Stored data:
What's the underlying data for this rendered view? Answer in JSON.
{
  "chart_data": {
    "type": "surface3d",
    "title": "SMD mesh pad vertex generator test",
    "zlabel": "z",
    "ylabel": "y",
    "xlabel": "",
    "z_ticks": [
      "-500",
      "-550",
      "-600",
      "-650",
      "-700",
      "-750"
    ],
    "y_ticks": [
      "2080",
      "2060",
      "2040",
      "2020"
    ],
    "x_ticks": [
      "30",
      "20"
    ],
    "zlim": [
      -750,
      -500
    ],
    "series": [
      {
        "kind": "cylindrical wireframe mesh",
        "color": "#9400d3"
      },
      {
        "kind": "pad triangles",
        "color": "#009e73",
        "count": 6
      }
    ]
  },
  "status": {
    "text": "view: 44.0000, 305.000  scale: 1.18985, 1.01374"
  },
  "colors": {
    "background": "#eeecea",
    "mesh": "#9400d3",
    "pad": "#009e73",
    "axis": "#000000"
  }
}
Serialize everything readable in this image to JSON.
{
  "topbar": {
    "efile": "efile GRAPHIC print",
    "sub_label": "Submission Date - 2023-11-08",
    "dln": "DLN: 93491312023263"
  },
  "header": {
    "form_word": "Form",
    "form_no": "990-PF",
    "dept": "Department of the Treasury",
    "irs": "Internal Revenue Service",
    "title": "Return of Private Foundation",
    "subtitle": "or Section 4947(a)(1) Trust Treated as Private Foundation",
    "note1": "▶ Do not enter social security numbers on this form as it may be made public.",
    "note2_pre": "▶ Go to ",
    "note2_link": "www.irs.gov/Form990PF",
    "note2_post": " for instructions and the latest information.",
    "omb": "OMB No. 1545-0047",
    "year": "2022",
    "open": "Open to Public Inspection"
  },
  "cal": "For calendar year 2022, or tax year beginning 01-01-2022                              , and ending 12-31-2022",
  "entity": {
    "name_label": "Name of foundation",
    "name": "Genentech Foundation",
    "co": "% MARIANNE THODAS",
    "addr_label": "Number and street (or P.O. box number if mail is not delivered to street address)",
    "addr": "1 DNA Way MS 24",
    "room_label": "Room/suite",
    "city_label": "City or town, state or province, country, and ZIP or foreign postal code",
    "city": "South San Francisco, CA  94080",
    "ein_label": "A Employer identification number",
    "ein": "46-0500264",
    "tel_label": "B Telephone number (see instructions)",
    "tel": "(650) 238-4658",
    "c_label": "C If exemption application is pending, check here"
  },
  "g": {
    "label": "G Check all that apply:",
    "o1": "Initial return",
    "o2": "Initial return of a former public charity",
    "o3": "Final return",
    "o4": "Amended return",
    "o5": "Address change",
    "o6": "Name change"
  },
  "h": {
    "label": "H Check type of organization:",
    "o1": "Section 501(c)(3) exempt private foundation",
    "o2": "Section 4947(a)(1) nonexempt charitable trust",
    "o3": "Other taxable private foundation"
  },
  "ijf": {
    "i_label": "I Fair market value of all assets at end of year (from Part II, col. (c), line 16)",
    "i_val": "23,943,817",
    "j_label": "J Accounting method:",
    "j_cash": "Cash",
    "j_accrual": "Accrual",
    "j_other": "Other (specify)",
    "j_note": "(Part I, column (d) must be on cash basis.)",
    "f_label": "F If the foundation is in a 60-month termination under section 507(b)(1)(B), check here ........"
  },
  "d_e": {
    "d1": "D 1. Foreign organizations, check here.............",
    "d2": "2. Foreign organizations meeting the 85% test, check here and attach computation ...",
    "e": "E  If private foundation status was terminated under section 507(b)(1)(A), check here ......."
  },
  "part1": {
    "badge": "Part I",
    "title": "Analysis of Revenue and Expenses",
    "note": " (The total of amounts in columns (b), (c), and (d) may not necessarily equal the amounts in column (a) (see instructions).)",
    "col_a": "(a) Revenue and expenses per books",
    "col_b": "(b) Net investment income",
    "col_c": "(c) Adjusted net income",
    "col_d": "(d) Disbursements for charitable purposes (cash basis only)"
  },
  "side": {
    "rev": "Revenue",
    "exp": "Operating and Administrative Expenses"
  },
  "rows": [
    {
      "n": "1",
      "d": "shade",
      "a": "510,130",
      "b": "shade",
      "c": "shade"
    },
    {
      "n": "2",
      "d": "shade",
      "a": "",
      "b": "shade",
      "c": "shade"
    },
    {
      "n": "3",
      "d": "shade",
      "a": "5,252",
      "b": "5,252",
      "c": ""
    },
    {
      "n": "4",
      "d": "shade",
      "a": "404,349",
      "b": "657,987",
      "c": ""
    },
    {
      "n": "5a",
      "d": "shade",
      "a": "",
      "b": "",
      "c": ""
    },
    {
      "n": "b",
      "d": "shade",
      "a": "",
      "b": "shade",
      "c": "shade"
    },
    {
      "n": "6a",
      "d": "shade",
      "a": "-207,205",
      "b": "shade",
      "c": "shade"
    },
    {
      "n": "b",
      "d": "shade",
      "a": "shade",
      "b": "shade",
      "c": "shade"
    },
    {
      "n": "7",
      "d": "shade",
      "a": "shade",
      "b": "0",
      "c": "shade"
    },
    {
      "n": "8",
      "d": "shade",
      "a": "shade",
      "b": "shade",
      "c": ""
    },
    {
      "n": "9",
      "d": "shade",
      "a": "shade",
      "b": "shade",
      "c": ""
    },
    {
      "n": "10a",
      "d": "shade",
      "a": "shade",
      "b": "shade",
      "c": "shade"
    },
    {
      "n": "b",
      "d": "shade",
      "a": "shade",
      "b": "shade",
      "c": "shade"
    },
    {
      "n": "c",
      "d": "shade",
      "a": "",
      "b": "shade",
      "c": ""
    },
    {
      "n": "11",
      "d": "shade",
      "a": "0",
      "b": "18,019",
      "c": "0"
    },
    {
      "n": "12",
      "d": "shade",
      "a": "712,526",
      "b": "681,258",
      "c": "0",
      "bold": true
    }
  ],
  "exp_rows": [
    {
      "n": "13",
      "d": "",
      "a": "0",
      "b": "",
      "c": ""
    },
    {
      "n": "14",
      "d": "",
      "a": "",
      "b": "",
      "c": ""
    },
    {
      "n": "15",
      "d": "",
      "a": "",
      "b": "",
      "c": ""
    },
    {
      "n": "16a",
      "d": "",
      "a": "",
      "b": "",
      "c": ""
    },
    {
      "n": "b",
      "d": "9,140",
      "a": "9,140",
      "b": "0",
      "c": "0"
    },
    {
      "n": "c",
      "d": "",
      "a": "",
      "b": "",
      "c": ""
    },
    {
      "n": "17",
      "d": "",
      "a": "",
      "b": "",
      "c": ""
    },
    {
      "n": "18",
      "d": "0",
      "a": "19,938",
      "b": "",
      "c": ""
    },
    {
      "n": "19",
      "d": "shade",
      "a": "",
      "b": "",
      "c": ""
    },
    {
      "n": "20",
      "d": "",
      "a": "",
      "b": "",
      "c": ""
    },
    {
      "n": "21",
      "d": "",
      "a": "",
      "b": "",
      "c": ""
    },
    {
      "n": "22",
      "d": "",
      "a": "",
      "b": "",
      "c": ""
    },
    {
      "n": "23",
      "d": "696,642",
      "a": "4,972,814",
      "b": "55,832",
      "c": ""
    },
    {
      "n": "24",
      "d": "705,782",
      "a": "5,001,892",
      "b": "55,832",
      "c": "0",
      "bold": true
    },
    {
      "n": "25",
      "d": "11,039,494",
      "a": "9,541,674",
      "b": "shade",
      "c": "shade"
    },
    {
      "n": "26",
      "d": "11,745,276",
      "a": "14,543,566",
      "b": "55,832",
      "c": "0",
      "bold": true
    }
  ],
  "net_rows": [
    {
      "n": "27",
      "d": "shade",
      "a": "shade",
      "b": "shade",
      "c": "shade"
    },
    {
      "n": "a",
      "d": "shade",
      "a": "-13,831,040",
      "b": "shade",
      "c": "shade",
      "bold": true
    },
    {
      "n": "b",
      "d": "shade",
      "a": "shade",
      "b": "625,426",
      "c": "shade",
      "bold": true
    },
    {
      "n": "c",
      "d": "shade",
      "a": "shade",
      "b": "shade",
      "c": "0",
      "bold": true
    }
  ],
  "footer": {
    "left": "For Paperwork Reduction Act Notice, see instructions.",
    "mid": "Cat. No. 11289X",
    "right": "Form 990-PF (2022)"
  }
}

What you will do: Respond with nothing but the number of lines in the entries that contain the string "kind".

The answer: 2